• Goal:
Give a count of the lines below that have the string "orange" in them, with no other words.

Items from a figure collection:

┄┄┄┄┄┄┄┄┄┄

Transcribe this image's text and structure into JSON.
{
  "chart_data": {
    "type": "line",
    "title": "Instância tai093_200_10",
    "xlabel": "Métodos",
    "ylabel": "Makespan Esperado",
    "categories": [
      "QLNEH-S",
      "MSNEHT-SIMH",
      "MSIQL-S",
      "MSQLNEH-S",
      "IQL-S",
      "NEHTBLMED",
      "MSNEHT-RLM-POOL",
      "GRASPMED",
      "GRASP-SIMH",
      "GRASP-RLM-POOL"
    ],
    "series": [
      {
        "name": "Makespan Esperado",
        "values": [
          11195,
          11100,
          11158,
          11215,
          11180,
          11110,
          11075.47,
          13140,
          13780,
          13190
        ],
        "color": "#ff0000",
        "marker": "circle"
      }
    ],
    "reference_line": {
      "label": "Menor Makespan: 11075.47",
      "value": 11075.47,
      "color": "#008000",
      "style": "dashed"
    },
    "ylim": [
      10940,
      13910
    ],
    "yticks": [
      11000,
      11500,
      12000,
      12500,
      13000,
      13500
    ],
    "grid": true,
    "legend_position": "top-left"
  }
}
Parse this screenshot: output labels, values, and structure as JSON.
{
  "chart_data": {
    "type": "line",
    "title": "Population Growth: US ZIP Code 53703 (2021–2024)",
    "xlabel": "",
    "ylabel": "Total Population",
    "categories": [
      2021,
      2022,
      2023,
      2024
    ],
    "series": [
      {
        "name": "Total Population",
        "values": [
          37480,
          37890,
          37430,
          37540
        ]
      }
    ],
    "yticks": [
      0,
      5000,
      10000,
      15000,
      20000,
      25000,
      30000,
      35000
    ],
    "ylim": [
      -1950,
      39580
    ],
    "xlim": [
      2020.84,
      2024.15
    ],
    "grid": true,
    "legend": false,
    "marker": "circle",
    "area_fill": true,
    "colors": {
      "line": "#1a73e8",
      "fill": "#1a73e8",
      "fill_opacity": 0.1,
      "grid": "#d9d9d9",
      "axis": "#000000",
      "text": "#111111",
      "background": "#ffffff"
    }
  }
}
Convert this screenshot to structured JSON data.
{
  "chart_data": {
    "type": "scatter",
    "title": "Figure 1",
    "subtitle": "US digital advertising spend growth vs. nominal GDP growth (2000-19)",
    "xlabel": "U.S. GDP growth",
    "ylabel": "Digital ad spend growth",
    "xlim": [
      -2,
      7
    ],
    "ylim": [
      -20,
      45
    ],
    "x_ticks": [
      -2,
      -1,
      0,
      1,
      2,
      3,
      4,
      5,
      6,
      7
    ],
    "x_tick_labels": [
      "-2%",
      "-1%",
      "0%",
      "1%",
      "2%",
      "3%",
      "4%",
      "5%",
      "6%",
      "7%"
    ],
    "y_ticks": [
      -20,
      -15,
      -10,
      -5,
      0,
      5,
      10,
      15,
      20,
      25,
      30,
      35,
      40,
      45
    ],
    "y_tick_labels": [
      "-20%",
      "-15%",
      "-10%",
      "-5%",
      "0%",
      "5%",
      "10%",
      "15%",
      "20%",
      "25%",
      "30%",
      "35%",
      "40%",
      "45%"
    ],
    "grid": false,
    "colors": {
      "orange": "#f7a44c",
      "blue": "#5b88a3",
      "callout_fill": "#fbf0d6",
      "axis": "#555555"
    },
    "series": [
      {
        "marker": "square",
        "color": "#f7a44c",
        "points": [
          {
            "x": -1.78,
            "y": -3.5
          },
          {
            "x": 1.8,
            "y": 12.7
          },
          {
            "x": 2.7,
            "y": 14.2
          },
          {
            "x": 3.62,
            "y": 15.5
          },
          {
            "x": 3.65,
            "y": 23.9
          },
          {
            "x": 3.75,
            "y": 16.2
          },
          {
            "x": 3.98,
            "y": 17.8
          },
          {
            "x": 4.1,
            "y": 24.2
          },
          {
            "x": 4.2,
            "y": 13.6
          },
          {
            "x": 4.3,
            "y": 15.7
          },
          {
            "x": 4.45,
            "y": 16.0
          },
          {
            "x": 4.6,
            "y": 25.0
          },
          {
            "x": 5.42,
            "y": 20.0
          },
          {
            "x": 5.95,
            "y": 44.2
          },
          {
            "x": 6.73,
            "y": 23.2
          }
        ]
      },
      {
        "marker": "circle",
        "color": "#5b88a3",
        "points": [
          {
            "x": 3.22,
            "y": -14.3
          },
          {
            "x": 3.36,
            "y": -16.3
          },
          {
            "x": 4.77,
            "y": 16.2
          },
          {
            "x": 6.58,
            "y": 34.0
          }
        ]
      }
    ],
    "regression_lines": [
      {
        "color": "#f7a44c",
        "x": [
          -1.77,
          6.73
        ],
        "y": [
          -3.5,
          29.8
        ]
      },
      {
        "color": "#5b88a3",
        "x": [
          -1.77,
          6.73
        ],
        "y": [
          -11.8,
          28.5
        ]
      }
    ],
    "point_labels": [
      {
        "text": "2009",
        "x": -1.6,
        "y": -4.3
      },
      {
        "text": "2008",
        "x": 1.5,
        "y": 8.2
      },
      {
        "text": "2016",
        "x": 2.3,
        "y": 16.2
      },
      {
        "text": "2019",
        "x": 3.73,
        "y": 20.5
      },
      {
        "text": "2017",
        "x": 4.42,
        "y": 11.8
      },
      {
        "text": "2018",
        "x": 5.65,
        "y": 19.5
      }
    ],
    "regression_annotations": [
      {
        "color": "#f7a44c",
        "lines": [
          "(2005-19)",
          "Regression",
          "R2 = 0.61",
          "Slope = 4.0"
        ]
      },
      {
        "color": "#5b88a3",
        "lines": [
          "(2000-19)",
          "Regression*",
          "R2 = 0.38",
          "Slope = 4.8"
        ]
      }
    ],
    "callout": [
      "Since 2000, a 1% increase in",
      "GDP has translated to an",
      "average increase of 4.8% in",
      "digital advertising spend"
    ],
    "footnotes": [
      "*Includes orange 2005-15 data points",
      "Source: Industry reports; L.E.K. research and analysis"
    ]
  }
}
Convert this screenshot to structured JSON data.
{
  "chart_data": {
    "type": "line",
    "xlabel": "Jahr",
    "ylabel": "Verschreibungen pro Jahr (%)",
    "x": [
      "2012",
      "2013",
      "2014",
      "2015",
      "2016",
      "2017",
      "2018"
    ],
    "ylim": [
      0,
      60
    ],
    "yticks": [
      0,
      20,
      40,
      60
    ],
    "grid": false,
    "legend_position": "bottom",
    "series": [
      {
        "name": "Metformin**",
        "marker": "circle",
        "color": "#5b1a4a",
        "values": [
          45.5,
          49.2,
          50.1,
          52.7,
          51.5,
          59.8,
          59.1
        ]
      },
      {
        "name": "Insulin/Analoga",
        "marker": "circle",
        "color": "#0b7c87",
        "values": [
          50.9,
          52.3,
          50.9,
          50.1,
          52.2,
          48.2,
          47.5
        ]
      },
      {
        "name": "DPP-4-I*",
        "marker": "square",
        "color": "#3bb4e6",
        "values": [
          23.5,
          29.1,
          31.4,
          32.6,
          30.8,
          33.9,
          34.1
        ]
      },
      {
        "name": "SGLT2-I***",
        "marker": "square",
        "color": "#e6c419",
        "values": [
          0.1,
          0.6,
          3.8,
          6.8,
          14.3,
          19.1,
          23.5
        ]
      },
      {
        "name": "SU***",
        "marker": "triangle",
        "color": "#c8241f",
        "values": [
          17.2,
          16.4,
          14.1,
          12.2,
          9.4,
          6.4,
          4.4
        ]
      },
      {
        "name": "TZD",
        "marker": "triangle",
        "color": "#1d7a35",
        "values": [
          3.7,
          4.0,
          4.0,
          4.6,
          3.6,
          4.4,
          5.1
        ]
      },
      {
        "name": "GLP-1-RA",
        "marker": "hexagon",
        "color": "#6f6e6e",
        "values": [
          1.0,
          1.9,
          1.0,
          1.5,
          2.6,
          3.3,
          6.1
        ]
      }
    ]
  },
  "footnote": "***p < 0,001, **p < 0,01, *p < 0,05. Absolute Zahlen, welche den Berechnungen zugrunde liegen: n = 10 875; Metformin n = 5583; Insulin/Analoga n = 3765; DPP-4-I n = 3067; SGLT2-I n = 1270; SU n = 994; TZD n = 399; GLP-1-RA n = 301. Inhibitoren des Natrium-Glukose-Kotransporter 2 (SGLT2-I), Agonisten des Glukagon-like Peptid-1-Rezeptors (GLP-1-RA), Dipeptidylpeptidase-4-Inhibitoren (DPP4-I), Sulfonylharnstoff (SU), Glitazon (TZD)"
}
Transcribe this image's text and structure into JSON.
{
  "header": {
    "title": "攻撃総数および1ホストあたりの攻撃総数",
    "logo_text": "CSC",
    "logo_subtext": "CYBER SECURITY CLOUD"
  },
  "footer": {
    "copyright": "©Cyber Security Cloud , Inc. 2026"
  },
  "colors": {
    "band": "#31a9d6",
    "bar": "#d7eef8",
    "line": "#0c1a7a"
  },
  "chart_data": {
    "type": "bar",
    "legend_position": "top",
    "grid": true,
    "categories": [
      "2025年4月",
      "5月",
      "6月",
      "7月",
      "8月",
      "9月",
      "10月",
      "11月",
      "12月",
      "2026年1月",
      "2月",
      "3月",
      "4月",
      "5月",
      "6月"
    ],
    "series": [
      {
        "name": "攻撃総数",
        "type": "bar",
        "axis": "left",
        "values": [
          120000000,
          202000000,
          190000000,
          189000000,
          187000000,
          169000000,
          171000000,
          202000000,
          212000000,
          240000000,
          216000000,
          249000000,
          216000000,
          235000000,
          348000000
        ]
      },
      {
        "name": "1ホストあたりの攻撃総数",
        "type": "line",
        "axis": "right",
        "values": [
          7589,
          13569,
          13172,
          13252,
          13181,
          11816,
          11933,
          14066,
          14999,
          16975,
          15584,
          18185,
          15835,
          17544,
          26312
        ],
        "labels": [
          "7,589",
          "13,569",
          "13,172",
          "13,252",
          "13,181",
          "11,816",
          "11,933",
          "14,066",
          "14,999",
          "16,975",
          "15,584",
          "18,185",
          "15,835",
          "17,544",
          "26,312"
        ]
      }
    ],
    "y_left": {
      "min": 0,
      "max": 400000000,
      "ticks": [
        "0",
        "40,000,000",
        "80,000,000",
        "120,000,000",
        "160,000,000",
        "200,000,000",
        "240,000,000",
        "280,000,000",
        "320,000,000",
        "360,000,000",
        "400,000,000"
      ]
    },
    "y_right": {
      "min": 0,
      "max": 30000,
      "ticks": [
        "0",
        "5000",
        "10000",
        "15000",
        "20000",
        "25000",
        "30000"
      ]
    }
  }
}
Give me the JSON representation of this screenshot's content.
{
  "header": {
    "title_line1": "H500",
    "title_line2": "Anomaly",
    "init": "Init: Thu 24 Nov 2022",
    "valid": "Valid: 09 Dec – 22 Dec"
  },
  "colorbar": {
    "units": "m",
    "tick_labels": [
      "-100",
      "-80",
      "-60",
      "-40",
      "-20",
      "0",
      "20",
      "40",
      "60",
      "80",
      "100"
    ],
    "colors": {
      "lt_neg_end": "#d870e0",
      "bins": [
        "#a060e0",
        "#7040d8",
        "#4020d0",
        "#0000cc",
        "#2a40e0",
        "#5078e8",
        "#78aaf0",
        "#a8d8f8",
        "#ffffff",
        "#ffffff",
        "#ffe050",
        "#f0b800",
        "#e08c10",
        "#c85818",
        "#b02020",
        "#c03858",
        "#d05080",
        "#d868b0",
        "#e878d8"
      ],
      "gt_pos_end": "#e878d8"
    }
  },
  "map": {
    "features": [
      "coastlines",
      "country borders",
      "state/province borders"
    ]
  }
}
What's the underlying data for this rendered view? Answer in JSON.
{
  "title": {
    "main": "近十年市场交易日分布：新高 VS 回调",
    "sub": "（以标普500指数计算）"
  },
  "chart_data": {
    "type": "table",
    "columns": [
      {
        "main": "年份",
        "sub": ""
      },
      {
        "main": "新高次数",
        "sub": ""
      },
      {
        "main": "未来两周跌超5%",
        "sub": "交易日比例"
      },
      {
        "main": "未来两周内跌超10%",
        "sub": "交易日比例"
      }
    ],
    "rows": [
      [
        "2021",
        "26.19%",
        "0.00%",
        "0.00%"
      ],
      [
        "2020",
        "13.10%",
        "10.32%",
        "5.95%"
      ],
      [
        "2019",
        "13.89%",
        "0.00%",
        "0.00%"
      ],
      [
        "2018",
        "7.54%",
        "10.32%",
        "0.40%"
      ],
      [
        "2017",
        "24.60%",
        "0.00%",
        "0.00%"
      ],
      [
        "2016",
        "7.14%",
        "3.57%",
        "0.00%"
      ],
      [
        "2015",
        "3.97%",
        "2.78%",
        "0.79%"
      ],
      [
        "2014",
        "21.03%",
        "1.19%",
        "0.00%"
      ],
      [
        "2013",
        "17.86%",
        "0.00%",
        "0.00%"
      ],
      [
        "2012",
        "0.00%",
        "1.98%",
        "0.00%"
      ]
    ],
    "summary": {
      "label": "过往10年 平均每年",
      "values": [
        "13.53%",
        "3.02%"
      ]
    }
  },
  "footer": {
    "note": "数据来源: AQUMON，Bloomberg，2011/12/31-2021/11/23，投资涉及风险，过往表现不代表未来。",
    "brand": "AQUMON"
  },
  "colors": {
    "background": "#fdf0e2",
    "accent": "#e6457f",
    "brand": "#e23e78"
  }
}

┄┄┄┄┄┄┄┄┄┄

• Task response:
2